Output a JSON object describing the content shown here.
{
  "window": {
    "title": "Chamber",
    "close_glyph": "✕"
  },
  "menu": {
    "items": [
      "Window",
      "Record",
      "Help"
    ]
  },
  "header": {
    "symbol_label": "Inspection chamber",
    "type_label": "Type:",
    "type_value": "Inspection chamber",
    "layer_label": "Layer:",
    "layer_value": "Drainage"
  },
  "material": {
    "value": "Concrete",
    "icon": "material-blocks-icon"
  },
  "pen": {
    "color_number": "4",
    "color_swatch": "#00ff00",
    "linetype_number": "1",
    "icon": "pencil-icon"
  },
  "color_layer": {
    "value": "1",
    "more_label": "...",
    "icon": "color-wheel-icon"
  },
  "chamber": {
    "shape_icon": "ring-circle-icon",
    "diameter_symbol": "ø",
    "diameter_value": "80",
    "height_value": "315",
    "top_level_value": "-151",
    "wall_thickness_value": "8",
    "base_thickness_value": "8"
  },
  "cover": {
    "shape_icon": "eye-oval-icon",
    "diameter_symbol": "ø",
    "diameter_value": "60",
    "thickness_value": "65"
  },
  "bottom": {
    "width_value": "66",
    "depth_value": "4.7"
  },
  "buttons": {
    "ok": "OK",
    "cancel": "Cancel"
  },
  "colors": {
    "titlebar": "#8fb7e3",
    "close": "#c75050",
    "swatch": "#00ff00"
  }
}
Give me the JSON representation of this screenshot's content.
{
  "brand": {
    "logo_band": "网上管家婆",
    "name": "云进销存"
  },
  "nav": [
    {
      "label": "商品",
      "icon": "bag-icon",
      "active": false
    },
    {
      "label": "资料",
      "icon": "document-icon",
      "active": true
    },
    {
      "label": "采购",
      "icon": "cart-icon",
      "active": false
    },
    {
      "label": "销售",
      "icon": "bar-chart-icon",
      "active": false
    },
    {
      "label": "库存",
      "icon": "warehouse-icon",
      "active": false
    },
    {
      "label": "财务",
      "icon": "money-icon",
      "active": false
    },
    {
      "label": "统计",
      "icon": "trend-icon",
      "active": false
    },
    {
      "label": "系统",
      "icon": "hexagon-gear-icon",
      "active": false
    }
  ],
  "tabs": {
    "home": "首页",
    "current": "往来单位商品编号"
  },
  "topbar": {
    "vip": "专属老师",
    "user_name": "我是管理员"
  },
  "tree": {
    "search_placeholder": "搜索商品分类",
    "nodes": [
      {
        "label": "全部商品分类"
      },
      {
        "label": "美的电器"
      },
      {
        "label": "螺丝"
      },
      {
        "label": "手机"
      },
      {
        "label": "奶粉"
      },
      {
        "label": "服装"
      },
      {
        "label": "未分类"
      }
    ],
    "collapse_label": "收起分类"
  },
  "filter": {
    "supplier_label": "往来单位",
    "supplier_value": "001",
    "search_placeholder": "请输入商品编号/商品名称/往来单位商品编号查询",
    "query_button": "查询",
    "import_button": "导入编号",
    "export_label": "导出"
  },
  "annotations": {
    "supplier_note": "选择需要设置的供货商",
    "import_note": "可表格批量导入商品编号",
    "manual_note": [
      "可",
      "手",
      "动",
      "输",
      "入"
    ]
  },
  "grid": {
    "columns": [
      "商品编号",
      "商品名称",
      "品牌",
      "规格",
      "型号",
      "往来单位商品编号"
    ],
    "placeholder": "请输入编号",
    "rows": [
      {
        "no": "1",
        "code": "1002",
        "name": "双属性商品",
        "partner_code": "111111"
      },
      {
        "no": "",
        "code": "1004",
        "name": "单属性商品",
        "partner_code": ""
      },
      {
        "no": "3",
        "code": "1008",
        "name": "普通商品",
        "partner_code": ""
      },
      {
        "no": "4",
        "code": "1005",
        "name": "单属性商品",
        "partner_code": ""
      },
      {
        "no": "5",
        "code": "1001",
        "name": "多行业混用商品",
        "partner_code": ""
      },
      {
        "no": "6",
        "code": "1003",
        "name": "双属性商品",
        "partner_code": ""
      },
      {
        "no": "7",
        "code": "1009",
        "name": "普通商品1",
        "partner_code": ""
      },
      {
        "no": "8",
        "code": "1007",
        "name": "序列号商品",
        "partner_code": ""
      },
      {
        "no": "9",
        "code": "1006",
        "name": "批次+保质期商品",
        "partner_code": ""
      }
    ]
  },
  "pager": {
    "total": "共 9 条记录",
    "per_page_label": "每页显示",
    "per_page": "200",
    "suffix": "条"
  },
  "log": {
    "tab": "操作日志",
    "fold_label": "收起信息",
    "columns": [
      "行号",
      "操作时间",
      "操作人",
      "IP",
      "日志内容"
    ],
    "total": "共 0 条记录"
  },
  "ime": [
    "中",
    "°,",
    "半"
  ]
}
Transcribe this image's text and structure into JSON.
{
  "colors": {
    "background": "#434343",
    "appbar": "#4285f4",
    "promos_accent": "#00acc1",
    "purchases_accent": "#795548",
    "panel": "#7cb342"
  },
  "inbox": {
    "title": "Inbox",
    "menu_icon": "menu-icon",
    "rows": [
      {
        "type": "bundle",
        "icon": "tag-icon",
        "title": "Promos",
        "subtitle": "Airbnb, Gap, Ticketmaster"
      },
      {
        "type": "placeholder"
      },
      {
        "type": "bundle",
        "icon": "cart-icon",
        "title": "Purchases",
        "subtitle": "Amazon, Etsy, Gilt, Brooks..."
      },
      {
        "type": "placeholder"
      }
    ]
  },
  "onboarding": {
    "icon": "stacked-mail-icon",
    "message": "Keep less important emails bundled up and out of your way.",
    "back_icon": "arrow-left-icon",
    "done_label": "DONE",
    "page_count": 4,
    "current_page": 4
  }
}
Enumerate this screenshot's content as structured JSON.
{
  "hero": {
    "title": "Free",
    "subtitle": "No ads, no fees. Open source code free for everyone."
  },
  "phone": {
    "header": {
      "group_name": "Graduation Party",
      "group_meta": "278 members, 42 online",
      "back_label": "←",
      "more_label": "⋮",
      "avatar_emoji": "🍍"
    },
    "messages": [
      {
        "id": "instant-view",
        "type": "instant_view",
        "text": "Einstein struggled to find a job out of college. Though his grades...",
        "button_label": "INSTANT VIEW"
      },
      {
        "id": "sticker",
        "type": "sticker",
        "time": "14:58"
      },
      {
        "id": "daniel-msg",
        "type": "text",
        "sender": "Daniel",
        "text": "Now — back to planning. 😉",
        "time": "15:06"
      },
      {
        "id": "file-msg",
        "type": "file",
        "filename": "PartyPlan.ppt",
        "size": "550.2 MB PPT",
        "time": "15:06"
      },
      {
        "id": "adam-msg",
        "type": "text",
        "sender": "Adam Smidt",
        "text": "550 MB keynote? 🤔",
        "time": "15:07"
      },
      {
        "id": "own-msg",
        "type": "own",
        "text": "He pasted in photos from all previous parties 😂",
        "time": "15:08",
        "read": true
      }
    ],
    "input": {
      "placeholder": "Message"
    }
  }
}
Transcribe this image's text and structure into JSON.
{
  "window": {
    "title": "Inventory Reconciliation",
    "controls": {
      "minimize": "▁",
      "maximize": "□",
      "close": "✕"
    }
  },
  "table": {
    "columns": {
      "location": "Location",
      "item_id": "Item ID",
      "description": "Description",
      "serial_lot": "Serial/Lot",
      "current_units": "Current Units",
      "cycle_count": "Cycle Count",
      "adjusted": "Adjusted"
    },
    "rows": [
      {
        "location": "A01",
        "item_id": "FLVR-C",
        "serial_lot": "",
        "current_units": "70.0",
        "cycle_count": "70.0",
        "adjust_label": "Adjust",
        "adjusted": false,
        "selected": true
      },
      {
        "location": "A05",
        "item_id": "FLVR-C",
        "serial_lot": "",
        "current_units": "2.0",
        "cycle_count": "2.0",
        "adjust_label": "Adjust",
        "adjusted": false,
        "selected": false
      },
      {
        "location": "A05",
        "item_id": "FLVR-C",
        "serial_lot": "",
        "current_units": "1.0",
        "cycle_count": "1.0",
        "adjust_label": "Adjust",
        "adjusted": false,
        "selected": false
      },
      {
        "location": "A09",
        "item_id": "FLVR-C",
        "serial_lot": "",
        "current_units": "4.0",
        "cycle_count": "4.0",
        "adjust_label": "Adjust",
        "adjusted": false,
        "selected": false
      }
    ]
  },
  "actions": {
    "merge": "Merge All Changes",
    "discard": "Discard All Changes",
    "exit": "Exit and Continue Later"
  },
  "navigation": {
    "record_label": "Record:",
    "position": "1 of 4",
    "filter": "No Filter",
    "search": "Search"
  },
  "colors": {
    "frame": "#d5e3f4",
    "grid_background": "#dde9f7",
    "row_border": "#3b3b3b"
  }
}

.....

THE REQUEST -> What is the number of lines above that contain the string "location"? Answer with the number alone.

WRITTEN ANSWER -> 5